— Begin Data shown —

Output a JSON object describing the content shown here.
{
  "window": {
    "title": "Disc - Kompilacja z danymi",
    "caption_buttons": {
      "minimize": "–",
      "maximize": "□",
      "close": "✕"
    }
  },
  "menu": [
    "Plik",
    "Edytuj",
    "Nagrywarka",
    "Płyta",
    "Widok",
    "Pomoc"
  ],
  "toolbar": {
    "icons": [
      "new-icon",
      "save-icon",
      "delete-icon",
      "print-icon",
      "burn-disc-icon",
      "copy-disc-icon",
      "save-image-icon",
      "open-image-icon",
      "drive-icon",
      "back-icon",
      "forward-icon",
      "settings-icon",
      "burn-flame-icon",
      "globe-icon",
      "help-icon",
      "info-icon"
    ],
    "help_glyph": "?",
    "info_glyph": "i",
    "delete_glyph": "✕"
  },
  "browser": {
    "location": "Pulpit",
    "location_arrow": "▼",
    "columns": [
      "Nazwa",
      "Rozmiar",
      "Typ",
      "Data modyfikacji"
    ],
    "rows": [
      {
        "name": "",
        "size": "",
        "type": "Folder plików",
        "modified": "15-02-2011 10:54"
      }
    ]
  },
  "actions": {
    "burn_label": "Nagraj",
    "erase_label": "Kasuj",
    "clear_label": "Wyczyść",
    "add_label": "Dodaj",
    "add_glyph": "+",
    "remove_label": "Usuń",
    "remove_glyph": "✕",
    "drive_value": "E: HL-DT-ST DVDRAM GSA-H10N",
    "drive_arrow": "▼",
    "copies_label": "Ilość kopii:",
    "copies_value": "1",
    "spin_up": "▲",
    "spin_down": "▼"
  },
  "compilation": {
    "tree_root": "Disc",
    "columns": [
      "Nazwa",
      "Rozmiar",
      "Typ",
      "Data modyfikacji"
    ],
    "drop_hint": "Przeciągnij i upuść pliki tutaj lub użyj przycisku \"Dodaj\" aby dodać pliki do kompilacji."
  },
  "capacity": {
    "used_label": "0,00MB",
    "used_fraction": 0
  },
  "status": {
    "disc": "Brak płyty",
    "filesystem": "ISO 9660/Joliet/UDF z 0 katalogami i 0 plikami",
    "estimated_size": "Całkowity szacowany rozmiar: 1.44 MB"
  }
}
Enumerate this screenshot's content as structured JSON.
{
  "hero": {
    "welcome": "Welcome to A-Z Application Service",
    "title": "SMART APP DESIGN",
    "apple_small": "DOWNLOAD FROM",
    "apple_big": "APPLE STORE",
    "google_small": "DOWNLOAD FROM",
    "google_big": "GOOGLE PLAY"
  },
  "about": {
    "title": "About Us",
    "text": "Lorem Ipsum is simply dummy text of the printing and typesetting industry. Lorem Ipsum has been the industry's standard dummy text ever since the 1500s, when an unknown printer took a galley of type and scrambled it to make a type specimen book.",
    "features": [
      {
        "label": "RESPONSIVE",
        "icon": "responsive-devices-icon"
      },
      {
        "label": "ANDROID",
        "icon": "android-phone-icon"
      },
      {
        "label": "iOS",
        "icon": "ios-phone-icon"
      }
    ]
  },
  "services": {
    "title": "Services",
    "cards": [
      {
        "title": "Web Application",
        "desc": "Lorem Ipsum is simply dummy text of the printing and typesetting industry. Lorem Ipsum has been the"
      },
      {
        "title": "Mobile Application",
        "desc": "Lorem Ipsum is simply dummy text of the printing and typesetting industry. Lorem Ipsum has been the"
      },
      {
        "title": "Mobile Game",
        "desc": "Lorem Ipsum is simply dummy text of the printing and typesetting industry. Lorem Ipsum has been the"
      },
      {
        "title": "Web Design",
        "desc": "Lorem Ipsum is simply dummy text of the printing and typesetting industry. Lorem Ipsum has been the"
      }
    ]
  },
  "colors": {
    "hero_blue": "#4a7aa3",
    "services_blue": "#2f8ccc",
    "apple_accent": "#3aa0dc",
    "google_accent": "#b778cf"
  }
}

— End Data shown —

--- Written exercise ---
Repeat all entries. Match them exactly.

--- Output for this task ---
Output a JSON object describing the content shown here.
{
  "window": {
    "title": "Disc - Kompilacja z danymi",
    "caption_buttons": {
      "minimize": "–",
      "maximize": "□",
      "close": "✕"
    }
  },
  "menu": [
    "Plik",
    "Edytuj",
    "Nagrywarka",
    "Płyta",
    "Widok",
    "Pomoc"
  ],
  "toolbar": {
    "icons": [
      "new-icon",
      "save-icon",
      "delete-icon",
      "print-icon",
      "burn-disc-icon",
      "copy-disc-icon",
      "save-image-icon",
      "open-image-icon",
      "drive-icon",
      "back-icon",
      "forward-icon",
      "settings-icon",
      "burn-flame-icon",
      "globe-icon",
      "help-icon",
      "info-icon"
    ],
    "help_glyph": "?",
    "info_glyph": "i",
    "delete_glyph": "✕"
  },
  "browser": {
    "location": "Pulpit",
    "location_arrow": "▼",
    "columns": [
      "Nazwa",
      "Rozmiar",
      "Typ",
      "Data modyfikacji"
    ],
    "rows": [
      {
        "name": "",
        "size": "",
        "type": "Folder plików",
        "modified": "15-02-2011 10:54"
      }
    ]
  },
  "actions": {
    "burn_label": "Nagraj",
    "erase_label": "Kasuj",
    "clear_label": "Wyczyść",
    "add_label": "Dodaj",
    "add_glyph": "+",
    "remove_label": "Usuń",
    "remove_glyph": "✕",
    "drive_value": "E: HL-DT-ST DVDRAM GSA-H10N",
    "drive_arrow": "▼",
    "copies_label": "Ilość kopii:",
    "copies_value": "1",
    "spin_up": "▲",
    "spin_down": "▼"
  },
  "compilation": {
    "tree_root": "Disc",
    "columns": [
      "Nazwa",
      "Rozmiar",
      "Typ",
      "Data modyfikacji"
    ],
    "drop_hint": "Przeciągnij i upuść pliki tutaj lub użyj przycisku \"Dodaj\" aby dodać pliki do kompilacji."
  },
  "capacity": {
    "used_label": "0,00MB",
    "used_fraction": 0
  },
  "status": {
    "disc": "Brak płyty",
    "filesystem": "ISO 9660/Joliet/UDF z 0 katalogami i 0 plikami",
    "estimated_size": "Całkowity szacowany rozmiar: 1.44 MB"
  }
}
Enumerate this screenshot's content as structured JSON.
{
  "hero": {
    "welcome": "Welcome to A-Z Application Service",
    "title": "SMART APP DESIGN",
    "apple_small": "DOWNLOAD FROM",
    "apple_big": "APPLE STORE",
    "google_small": "DOWNLOAD FROM",
    "google_big": "GOOGLE PLAY"
  },
  "about": {
    "title": "About Us",
    "text": "Lorem Ipsum is simply dummy text of the printing and typesetting industry. Lorem Ipsum has been the industry's standard dummy text ever since the 1500s, when an unknown printer took a galley of type and scrambled it to make a type specimen book.",
    "features": [
      {
        "label": "RESPONSIVE",
        "icon": "responsive-devices-icon"
      },
      {
        "label": "ANDROID",
        "icon": "android-phone-icon"
      },
      {
        "label": "iOS",
        "icon": "ios-phone-icon"
      }
    ]
  },
  "services": {
    "title": "Services",
    "cards": [
      {
        "title": "Web Application",
        "desc": "Lorem Ipsum is simply dummy text of the printing and typesetting industry. Lorem Ipsum has been the"
      },
      {
        "title": "Mobile Application",
        "desc": "Lorem Ipsum is simply dummy text of the printing and typesetting industry. Lorem Ipsum has been the"
      },
      {
        "title": "Mobile Game",
        "desc": "Lorem Ipsum is simply dummy text of the printing and typesetting industry. Lorem Ipsum has been the"
      },
      {
        "title": "Web Design",
        "desc": "Lorem Ipsum is simply dummy text of the printing and typesetting industry. Lorem Ipsum has been the"
      }
    ]
  },
  "colors": {
    "hero_blue": "#4a7aa3",
    "services_blue": "#2f8ccc",
    "apple_accent": "#3aa0dc",
    "google_accent": "#b778cf"
  }
}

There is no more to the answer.